Your task: Write out all of the data exactly as it appears.

Data provided:

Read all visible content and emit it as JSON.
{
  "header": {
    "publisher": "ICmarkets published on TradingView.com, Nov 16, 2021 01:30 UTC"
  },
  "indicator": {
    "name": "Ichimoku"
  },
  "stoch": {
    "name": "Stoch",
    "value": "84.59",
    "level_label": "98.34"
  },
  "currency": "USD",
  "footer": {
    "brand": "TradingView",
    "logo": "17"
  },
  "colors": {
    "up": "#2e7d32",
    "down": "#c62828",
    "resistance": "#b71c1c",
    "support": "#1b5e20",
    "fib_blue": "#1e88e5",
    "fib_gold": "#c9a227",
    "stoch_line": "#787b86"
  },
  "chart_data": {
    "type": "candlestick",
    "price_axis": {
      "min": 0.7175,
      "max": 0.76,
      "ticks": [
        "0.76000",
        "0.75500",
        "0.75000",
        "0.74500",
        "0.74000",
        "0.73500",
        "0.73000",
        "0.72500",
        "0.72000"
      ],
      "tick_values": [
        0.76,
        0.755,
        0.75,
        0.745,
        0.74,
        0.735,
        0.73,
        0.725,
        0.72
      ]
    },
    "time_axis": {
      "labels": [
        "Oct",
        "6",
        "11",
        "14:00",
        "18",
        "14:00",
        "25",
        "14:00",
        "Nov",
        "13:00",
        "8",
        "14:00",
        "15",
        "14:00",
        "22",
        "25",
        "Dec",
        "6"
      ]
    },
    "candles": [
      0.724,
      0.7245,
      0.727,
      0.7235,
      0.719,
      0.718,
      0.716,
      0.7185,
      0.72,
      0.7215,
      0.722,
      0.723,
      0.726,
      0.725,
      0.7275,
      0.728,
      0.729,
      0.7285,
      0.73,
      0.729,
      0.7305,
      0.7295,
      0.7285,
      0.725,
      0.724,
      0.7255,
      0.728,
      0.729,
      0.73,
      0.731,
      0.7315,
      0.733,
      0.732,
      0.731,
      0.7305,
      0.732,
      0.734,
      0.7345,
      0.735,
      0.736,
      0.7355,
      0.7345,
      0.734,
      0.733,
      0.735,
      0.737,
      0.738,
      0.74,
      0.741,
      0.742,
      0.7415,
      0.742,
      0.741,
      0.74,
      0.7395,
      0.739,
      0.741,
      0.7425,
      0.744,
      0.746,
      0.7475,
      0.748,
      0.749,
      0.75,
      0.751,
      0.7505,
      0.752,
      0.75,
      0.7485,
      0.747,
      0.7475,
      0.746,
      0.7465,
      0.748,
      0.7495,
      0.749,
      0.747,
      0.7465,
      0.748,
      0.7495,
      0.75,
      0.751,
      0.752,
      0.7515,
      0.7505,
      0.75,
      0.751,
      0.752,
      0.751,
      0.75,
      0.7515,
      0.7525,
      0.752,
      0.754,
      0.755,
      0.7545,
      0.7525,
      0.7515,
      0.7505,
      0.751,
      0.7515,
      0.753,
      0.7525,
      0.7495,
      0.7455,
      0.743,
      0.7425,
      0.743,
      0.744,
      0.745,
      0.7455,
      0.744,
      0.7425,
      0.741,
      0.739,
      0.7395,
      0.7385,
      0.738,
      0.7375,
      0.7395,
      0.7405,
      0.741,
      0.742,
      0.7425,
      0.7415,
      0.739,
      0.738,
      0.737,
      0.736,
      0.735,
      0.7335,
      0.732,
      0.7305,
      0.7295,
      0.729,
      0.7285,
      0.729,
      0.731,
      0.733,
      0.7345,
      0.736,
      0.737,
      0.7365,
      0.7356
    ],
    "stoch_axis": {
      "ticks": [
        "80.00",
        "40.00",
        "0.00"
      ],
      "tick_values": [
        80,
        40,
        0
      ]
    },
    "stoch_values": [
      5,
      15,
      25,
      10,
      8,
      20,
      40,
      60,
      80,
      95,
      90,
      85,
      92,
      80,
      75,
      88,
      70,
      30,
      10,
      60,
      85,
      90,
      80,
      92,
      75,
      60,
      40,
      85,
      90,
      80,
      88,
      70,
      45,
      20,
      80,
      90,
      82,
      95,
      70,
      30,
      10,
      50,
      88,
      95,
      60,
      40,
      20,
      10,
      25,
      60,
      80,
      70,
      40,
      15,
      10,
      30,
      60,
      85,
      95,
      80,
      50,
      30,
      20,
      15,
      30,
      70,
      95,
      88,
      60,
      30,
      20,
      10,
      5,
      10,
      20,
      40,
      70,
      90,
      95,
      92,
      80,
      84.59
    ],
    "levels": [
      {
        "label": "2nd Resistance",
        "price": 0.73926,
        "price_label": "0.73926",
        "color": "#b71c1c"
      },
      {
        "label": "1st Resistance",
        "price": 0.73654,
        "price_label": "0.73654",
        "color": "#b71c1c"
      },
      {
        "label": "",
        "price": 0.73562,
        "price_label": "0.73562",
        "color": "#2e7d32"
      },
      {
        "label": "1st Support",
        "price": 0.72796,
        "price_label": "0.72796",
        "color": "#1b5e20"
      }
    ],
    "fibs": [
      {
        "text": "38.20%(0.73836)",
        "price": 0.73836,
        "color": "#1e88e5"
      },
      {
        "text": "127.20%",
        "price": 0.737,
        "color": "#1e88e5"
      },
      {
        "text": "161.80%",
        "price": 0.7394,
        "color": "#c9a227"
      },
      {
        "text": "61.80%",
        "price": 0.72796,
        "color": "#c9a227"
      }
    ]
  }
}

Expected answer:
Read all visible content and emit it as JSON.
{
  "header": {
    "publisher": "ICmarkets published on TradingView.com, Nov 16, 2021 01:30 UTC"
  },
  "indicator": {
    "name": "Ichimoku"
  },
  "stoch": {
    "name": "Stoch",
    "value": "84.59",
    "level_label": "98.34"
  },
  "currency": "USD",
  "footer": {
    "brand": "TradingView",
    "logo": "17"
  },
  "colors": {
    "up": "#2e7d32",
    "down": "#c62828",
    "resistance": "#b71c1c",
    "support": "#1b5e20",
    "fib_blue": "#1e88e5",
    "fib_gold": "#c9a227",
    "stoch_line": "#787b86"
  },
  "chart_data": {
    "type": "candlestick",
    "price_axis": {
      "min": 0.7175,
      "max": 0.76,
      "ticks": [
        "0.76000",
        "0.75500",
        "0.75000",
        "0.74500",
        "0.74000",
        "0.73500",
        "0.73000",
        "0.72500",
        "0.72000"
      ],
      "tick_values": [
        0.76,
        0.755,
        0.75,
        0.745,
        0.74,
        0.735,
        0.73,
        0.725,
        0.72
      ]
    },
    "time_axis": {
      "labels": [
        "Oct",
        "6",
        "11",
        "14:00",
        "18",
        "14:00",
        "25",
        "14:00",
        "Nov",
        "13:00",
        "8",
        "14:00",
        "15",
        "14:00",
        "22",
        "25",
        "Dec",
        "6"
      ]
    },
    "candles": [
      0.724,
      0.7245,
      0.727,
      0.7235,
      0.719,
      0.718,
      0.716,
      0.7185,
      0.72,
      0.7215,
      0.722,
      0.723,
      0.726,
      0.725,
      0.7275,
      0.728,
      0.729,
      0.7285,
      0.73,
      0.729,
      0.7305,
      0.7295,
      0.7285,
      0.725,
      0.724,
      0.7255,
      0.728,
      0.729,
      0.73,
      0.731,
      0.7315,
      0.733,
      0.732,
      0.731,
      0.7305,
      0.732,
      0.734,
      0.7345,
      0.735,
      0.736,
      0.7355,
      0.7345,
      0.734,
      0.733,
      0.735,
      0.737,
      0.738,
      0.74,
      0.741,
      0.742,
      0.7415,
      0.742,
      0.741,
      0.74,
      0.7395,
      0.739,
      0.741,
      0.7425,
      0.744,
      0.746,
      0.7475,
      0.748,
      0.749,
      0.75,
      0.751,
      0.7505,
      0.752,
      0.75,
      0.7485,
      0.747,
      0.7475,
      0.746,
      0.7465,
      0.748,
      0.7495,
      0.749,
      0.747,
      0.7465,
      0.748,
      0.7495,
      0.75,
      0.751,
      0.752,
      0.7515,
      0.7505,
      0.75,
      0.751,
      0.752,
      0.751,
      0.75,
      0.7515,
      0.7525,
      0.752,
      0.754,
      0.755,
      0.7545,
      0.7525,
      0.7515,
      0.7505,
      0.751,
      0.7515,
      0.753,
      0.7525,
      0.7495,
      0.7455,
      0.743,
      0.7425,
      0.743,
      0.744,
      0.745,
      0.7455,
      0.744,
      0.7425,
      0.741,
      0.739,
      0.7395,
      0.7385,
      0.738,
      0.7375,
      0.7395,
      0.7405,
      0.741,
      0.742,
      0.7425,
      0.7415,
      0.739,
      0.738,
      0.737,
      0.736,
      0.735,
      0.7335,
      0.732,
      0.7305,
      0.7295,
      0.729,
      0.7285,
      0.729,
      0.731,
      0.733,
      0.7345,
      0.736,
      0.737,
      0.7365,
      0.7356
    ],
    "stoch_axis": {
      "ticks": [
        "80.00",
        "40.00",
        "0.00"
      ],
      "tick_values": [
        80,
        40,
        0
      ]
    },
    "stoch_values": [
      5,
      15,
      25,
      10,
      8,
      20,
      40,
      60,
      80,
      95,
      90,
      85,
      92,
      80,
      75,
      88,
      70,
      30,
      10,
      60,
      85,
      90,
      80,
      92,
      75,
      60,
      40,
      85,
      90,
      80,
      88,
      70,
      45,
      20,
      80,
      90,
      82,
      95,
      70,
      30,
      10,
      50,
      88,
      95,
      60,
      40,
      20,
      10,
      25,
      60,
      80,
      70,
      40,
      15,
      10,
      30,
      60,
      85,
      95,
      80,
      50,
      30,
      20,
      15,
      30,
      70,
      95,
      88,
      60,
      30,
      20,
      10,
      5,
      10,
      20,
      40,
      70,
      90,
      95,
      92,
      80,
      84.59
    ],
    "levels": [
      {
        "label": "2nd Resistance",
        "price": 0.73926,
        "price_label": "0.73926",
        "color": "#b71c1c"
      },
      {
        "label": "1st Resistance",
        "price": 0.73654,
        "price_label": "0.73654",
        "color": "#b71c1c"
      },
      {
        "label": "",
        "price": 0.73562,
        "price_label": "0.73562",
        "color": "#2e7d32"
      },
      {
        "label": "1st Support",
        "price": 0.72796,
        "price_label": "0.72796",
        "color": "#1b5e20"
      }
    ],
    "fibs": [
      {
        "text": "38.20%(0.73836)",
        "price": 0.73836,
        "color": "#1e88e5"
      },
      {
        "text": "127.20%",
        "price": 0.737,
        "color": "#1e88e5"
      },
      {
        "text": "161.80%",
        "price": 0.7394,
        "color": "#c9a227"
      },
      {
        "text": "61.80%",
        "price": 0.72796,
        "color": "#c9a227"
      }
    ]
  }
}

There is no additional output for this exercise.